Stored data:
----------
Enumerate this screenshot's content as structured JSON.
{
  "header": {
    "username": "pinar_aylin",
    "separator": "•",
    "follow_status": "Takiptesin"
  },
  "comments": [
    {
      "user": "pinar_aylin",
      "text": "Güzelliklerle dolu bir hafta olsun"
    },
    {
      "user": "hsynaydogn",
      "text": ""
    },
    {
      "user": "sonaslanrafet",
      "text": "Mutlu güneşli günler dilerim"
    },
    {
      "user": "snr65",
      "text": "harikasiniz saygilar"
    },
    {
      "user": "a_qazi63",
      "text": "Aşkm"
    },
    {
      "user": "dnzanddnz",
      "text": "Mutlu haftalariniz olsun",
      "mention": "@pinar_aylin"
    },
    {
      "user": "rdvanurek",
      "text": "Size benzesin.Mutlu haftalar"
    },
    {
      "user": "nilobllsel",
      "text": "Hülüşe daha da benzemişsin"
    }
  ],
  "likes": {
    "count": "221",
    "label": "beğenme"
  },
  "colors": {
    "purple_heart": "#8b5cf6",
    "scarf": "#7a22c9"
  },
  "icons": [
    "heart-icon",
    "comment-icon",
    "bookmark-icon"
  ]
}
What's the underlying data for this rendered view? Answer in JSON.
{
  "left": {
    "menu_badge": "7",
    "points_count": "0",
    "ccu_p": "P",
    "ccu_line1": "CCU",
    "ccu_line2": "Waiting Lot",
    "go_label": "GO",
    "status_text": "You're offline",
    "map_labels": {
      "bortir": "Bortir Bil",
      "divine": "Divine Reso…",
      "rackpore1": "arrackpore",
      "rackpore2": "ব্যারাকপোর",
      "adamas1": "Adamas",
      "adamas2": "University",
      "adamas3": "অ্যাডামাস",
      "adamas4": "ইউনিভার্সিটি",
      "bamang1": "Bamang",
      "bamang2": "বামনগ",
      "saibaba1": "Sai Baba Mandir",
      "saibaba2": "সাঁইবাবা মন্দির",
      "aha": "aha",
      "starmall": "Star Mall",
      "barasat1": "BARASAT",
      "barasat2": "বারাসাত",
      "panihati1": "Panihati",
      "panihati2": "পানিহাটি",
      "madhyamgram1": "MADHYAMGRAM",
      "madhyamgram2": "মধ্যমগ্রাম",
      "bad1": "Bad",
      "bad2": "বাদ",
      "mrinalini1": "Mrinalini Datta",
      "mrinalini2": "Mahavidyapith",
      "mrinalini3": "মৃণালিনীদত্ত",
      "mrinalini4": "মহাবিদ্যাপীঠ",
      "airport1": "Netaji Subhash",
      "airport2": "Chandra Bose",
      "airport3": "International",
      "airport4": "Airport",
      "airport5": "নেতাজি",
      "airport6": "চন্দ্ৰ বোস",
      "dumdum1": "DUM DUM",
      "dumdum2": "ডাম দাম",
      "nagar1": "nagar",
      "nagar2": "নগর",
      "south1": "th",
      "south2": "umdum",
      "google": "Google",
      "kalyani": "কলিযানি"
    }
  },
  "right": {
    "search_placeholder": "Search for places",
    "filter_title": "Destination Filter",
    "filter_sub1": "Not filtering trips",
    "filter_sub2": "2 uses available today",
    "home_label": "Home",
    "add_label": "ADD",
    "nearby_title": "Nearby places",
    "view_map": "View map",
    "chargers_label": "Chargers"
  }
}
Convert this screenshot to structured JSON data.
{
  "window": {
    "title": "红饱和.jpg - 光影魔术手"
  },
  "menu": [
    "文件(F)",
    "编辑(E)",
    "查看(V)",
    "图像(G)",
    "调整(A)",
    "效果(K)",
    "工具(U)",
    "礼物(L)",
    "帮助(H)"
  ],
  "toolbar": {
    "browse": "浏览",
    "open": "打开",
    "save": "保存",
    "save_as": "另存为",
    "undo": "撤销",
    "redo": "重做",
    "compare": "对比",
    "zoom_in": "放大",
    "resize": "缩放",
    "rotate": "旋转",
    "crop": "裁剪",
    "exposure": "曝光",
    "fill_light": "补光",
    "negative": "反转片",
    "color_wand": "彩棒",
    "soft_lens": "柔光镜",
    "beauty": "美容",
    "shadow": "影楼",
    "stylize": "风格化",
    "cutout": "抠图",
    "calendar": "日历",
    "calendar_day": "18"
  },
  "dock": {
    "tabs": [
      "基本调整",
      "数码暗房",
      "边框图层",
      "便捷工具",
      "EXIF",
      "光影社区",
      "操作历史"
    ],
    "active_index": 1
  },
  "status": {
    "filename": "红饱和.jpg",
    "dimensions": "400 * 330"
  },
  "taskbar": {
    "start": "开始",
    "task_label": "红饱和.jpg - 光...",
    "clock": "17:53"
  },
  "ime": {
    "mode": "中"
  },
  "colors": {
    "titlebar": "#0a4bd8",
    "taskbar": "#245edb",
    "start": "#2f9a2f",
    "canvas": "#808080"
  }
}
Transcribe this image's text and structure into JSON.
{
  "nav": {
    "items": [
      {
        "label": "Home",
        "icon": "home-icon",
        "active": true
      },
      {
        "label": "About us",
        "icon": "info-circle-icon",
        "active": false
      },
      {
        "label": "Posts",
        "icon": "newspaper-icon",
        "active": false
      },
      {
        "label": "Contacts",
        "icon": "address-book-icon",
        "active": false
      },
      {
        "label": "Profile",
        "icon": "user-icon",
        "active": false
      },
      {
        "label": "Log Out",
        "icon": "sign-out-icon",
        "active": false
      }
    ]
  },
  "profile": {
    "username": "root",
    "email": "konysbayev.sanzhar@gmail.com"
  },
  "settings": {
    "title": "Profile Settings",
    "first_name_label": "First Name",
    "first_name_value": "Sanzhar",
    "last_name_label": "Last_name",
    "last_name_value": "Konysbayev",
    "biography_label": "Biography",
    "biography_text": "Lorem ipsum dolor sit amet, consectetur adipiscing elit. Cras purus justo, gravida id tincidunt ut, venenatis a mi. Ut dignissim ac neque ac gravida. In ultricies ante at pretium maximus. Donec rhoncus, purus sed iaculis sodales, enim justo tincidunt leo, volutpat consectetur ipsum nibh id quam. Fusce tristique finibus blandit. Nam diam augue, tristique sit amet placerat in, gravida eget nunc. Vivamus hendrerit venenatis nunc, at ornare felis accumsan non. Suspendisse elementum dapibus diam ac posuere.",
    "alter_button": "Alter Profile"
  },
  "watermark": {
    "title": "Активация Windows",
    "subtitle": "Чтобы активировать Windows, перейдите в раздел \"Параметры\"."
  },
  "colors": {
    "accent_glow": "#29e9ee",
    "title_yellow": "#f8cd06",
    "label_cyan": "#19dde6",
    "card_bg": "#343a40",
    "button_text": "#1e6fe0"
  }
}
----------
- WHAT IS REQUIRED
Extract all lines of the records above that include "screenshot".

- REPLY TO THE EXERCISE
Enumerate this screenshot's content as structured JSON.
Convert this screenshot to structured JSON data.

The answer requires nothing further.